[EXERCISE DIRECTIONS] Copy out every record below, word for word.

** begin STORED RECORDS **

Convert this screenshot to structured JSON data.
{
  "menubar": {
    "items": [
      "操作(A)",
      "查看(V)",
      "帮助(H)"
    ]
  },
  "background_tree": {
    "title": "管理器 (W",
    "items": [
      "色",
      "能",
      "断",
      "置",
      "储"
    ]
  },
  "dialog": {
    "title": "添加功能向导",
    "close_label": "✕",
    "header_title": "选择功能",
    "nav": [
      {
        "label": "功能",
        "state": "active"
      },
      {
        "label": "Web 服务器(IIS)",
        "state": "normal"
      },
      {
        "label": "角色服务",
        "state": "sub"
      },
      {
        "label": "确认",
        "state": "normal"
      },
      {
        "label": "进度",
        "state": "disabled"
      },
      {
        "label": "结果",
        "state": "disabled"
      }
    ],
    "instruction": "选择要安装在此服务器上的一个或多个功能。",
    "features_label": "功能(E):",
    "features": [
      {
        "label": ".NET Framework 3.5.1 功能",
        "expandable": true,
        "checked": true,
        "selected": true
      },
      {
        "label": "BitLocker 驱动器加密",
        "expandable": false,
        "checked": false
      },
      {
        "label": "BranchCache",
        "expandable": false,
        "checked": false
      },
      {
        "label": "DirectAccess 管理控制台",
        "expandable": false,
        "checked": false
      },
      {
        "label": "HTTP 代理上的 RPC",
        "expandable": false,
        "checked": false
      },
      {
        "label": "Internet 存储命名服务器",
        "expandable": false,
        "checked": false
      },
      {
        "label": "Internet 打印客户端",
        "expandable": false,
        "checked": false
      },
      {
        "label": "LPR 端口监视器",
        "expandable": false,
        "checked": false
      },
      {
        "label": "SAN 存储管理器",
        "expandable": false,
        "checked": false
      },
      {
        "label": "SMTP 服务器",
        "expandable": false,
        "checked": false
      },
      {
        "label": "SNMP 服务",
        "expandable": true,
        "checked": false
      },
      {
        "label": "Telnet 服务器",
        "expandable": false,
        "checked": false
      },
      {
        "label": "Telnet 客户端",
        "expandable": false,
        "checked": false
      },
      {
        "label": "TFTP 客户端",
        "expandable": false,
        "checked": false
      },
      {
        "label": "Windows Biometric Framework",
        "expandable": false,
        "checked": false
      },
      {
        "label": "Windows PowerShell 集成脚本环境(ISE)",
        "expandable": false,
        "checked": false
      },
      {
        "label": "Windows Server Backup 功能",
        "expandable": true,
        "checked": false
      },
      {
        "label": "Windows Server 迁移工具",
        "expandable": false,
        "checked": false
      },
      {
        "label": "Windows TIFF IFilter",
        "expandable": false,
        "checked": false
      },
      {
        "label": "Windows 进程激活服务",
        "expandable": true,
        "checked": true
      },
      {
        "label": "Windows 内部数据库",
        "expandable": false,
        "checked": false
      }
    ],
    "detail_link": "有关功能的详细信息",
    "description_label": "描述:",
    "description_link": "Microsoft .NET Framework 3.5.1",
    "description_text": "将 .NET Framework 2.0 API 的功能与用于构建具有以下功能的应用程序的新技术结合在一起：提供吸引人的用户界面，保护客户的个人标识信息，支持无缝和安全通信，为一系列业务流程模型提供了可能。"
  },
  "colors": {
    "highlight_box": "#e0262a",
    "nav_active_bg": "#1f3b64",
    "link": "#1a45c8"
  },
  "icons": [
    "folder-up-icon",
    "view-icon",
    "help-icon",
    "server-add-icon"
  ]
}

** end STORED RECORDS **

[ANSWER TO THE TASK]
Convert this screenshot to structured JSON data.
{
  "menubar": {
    "items": [
      "操作(A)",
      "查看(V)",
      "帮助(H)"
    ]
  },
  "background_tree": {
    "title": "管理器 (W",
    "items": [
      "色",
      "能",
      "断",
      "置",
      "储"
    ]
  },
  "dialog": {
    "title": "添加功能向导",
    "close_label": "✕",
    "header_title": "选择功能",
    "nav": [
      {
        "label": "功能",
        "state": "active"
      },
      {
        "label": "Web 服务器(IIS)",
        "state": "normal"
      },
      {
        "label": "角色服务",
        "state": "sub"
      },
      {
        "label": "确认",
        "state": "normal"
      },
      {
        "label": "进度",
        "state": "disabled"
      },
      {
        "label": "结果",
        "state": "disabled"
      }
    ],
    "instruction": "选择要安装在此服务器上的一个或多个功能。",
    "features_label": "功能(E):",
    "features": [
      {
        "label": ".NET Framework 3.5.1 功能",
        "expandable": true,
        "checked": true,
        "selected": true
      },
      {
        "label": "BitLocker 驱动器加密",
        "expandable": false,
        "checked": false
      },
      {
        "label": "BranchCache",
        "expandable": false,
        "checked": false
      },
      {
        "label": "DirectAccess 管理控制台",
        "expandable": false,
        "checked": false
      },
      {
        "label": "HTTP 代理上的 RPC",
        "expandable": false,
        "checked": false
      },
      {
        "label": "Internet 存储命名服务器",
        "expandable": false,
        "checked": false
      },
      {
        "label": "Internet 打印客户端",
        "expandable": false,
        "checked": false
      },
      {
        "label": "LPR 端口监视器",
        "expandable": false,
        "checked": false
      },
      {
        "label": "SAN 存储管理器",
        "expandable": false,
        "checked": false
      },
      {
        "label": "SMTP 服务器",
        "expandable": false,
        "checked": false
      },
      {
        "label": "SNMP 服务",
        "expandable": true,
        "checked": false
      },
      {
        "label": "Telnet 服务器",
        "expandable": false,
        "checked": false
      },
      {
        "label": "Telnet 客户端",
        "expandable": false,
        "checked": false
      },
      {
        "label": "TFTP 客户端",
        "expandable": false,
        "checked": false
      },
      {
        "label": "Windows Biometric Framework",
        "expandable": false,
        "checked": false
      },
      {
        "label": "Windows PowerShell 集成脚本环境(ISE)",
        "expandable": false,
        "checked": false
      },
      {
        "label": "Windows Server Backup 功能",
        "expandable": true,
        "checked": false
      },
      {
        "label": "Windows Server 迁移工具",
        "expandable": false,
        "checked": false
      },
      {
        "label": "Windows TIFF IFilter",
        "expandable": false,
        "checked": false
      },
      {
        "label": "Windows 进程激活服务",
        "expandable": true,
        "checked": true
      },
      {
        "label": "Windows 内部数据库",
        "expandable": false,
        "checked": false
      }
    ],
    "detail_link": "有关功能的详细信息",
    "description_label": "描述:",
    "description_link": "Microsoft .NET Framework 3.5.1",
    "description_text": "将 .NET Framework 2.0 API 的功能与用于构建具有以下功能的应用程序的新技术结合在一起：提供吸引人的用户界面，保护客户的个人标识信息，支持无缝和安全通信，为一系列业务流程模型提供了可能。"
  },
  "colors": {
    "highlight_box": "#e0262a",
    "nav_active_bg": "#1f3b64",
    "link": "#1a45c8"
  },
  "icons": [
    "folder-up-icon",
    "view-icon",
    "help-icon",
    "server-add-icon"
  ]
}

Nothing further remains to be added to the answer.